**THE REQUEST**
Check every line of the material below for the string "JSON", and return the ones that have it.

# Start of EXTRACTED ENTRIES

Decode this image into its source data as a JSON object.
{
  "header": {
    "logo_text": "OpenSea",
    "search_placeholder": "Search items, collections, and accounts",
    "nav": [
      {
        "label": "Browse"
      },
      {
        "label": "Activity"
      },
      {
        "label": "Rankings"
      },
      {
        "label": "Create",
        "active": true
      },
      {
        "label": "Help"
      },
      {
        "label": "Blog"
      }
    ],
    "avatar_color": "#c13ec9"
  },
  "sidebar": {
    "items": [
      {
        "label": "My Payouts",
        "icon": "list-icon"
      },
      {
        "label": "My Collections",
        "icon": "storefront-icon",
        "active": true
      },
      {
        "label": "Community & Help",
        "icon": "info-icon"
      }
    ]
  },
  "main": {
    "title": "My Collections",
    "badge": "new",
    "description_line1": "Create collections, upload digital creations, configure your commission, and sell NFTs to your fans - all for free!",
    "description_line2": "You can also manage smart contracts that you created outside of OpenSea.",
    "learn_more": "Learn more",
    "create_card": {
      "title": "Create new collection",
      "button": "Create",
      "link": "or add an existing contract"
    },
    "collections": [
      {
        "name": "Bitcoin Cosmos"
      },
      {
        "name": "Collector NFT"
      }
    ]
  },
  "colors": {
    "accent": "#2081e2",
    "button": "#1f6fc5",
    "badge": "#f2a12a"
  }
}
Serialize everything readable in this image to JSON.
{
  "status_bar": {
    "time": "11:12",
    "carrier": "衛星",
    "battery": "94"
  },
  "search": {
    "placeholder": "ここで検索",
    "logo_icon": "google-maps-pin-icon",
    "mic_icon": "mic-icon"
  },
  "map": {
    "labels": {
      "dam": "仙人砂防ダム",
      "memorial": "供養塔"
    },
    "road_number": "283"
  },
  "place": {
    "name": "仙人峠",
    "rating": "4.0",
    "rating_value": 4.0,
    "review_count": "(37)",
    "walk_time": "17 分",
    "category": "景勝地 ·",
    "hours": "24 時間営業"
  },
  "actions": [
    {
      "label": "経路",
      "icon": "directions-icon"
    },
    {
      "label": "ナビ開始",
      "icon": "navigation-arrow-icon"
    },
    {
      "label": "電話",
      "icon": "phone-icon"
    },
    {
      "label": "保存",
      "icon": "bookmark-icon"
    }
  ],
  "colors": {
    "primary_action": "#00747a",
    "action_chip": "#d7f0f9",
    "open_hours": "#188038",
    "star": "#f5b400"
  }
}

# End of EXTRACTED ENTRIES

**ANSWER TO THIS EXERCISE**
Decode this image into its source data as a JSON object.
Serialize everything readable in this image to JSON.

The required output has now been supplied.